*Trecho fornecido:*

►

Toda mudança, então para Aristóteles, é a geração de um efeito por uma causa, concepção foi
tomada como muito importante para a física, pois aí está o estudo do movimento em termos de
causas e efeitos, que caracteriza sua física como biológica: sendo o movimento concebido por
analogia com o nascimento, ele só poderá ser estudado por meio da identificação de suas causas ou
princípios nos diversos seres existentes. A natureza de uma coisa é a sua forma. Quando essa coisa é
uma substância, a natureza é a forma substancial como seu princípio de vida. E este princípio de
vida é a alma.
Descartes julgava tudo isso inaceitável, assim como Galileu, que abandona a noção de forma
substancial, uma vez que despreza a consideração das essências qualitativas no estudo dos
fenômenos naturais. A compreensão das essências é substituída pela visão das relações matemáticas
que os fenômenos mantêm entre si. Mas a crítica de Descartes tem um alcance metafísico mais
amplo.
O Alcance da crítica
Em seu tratado Do Mundo, obra de juventude, já surge a crítica da noção de forma substancial.
Recusa a compreensão do fenômeno físico por meio de noções como forma, qualidade, ação e
outras assemelhadas. O que deve interessar na análise do fenômeno físico extensão e movimento. E
deve haver separação entre físico e psíquico.
A analogia aristotélica entre alma e natureza física é totalmente contrariada pela distinção radical
entre substância extensa e substância pensante que Descartes propõe, princípio fundador da física
moderna
A separação das substâncias impõe a escolha do ponto inicial da construção da filosofia. A
substância pensante, sujeito e fundamento do conhecimento, será esse ponto de partida.
O Alcance da subjetividade
Da dúvida à certeza
A subjetividade em Descartes é um o ponto fixo e seguro e por isso deverá revestir-se das
características de princípio e substancialidade
Para Descartes, o limite da dúvida é a descoberta do pensamento. O exercício da dúvida leva à
constatação da existência de um resíduo indubitável suposto no próprio ato de duvidar: o
pensamento, e a radicalidade da dúvida faz com que o pensamento seja descoberto na sua
singularidade absoluta. Penso, logo existo.

◄

*Exercício:* Pode dar continuidade ao trecho sobre Descartes e Aristóteles, começando logo após a última frase dele? Os registros não têm relação com o trecho sobre Descartes e Aristóteles.

[Dados de segmentação da página]
►

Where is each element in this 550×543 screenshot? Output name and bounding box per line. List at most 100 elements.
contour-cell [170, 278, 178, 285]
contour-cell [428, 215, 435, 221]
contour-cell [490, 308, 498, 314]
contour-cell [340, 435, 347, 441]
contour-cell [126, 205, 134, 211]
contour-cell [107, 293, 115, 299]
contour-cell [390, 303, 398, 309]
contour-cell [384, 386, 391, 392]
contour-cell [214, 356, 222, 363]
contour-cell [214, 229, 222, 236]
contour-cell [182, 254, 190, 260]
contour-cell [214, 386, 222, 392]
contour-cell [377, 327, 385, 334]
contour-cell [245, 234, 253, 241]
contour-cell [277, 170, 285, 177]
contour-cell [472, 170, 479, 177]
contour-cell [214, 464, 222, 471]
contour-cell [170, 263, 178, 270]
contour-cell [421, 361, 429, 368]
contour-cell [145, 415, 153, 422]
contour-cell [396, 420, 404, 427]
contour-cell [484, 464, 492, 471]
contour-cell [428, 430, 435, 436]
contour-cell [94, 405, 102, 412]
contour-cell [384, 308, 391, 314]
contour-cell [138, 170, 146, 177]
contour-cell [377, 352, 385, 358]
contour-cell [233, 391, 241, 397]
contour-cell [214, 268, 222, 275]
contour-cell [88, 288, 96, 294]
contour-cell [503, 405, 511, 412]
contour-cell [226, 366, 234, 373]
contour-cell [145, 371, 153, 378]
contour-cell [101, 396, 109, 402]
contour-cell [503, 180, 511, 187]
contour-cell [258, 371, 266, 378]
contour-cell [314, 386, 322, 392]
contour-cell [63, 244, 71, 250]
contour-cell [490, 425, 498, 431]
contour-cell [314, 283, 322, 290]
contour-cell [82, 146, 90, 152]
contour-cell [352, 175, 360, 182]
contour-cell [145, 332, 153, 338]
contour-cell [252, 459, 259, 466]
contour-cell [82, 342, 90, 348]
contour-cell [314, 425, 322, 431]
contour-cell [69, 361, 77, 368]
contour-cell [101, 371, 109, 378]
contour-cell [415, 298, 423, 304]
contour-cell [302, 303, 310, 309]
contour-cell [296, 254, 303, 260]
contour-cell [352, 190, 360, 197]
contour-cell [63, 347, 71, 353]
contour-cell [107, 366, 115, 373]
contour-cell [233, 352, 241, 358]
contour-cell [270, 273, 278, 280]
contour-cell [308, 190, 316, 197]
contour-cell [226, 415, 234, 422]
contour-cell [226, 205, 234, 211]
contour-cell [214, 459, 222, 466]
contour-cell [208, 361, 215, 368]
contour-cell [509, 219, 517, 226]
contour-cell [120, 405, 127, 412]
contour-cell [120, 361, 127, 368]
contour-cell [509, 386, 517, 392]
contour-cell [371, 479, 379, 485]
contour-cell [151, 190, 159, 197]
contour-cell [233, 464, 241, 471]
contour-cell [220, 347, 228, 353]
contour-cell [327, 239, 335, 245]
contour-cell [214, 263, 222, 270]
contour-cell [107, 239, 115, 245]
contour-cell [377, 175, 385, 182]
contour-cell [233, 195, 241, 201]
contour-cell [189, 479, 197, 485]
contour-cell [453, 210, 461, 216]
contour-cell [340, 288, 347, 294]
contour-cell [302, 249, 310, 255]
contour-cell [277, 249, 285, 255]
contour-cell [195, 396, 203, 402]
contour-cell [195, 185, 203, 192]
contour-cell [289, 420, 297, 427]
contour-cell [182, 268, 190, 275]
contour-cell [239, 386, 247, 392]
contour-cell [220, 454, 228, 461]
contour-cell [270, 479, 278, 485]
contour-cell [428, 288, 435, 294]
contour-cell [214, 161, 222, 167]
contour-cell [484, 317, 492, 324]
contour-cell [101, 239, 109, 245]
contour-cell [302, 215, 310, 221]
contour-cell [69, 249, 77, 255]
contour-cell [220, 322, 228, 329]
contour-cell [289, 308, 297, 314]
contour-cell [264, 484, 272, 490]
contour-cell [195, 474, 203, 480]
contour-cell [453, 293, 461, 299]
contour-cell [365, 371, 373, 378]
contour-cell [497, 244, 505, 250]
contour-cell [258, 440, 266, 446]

◄

*Resultado da tarefa:*
O Encontro do Pensamento
O pensamento é o conjunto dos conteúdos da consciência. Toda consciência interna é pensamento, e
o pensamento recobre toda e qualquer representação. As representaçãoes são valores de conteúdos
de consciência, que é o campo inicial onde se exercerá o método por meio de uma inspeção do
espírito.
Não é preciso fazer distinção entre o pensamento e o sentimento, a representação implicada no
sentimento faz com que sentir seja pensar, então o pensamento é condição da representação do
sensível. Do ponto de vista da representação, posso abstrair o julgamento acerca da verdade ou
falsidade do que é veiculado pela imagem: nem por isso a representação enquanto tal deixará de
existir pois ela é a verdade do pensamento. Apesar de que no sentimento e na sensação, o corpo e os
sentidos desempenhem algum papel, o que interessa a Descartes e é encontrar nesse estado
primeiramente a consciência do sentimento, o que equivale a pensamento.
O pensamento e a existência do pensamento são indissociáveis que significa a descoberta de si
mesmo como ser pensante. E ser pensante requer uma atualidade do pensamento, ou seja: Penso,
logo existo significa também existo enquanto penso.
IDÈIA E REALIDADE
O alcance do fundamento subjetivo
A subjetividade ganha os contornos de um incondicionado que responderia às exigências de um
ponto fixo e seguro, verdadeiro alicerce, que se estava procurando.
Sendo o “eu pensante o ponto de apoio e fundamento da ciência; a cadeia de razões que a partir dele
se constrói metodicamente se beneficia de sua verdade. Mas ele também é atual: só vale no ato de
pensar-se. Sendo assim, a clareza e a distinção como regra subjetiva geral, quando não beneficiadas
pelo pensamento atual, deixam de valer como regra geral, uma vez que as representações claras e
distintas ficam com sua evidência comprometida pela possível existência do Deus Enganador. A
ciência, dessa forma, não somente seria apenas subjetiva, como careceria de duração e necessidade
no tempo, pois estaria subordinada à instantaneidade da consciência do Eu pensante. Seria subjetiva
no sentido restritivo, o sentido em que subjetivo se opõe a objetivo.”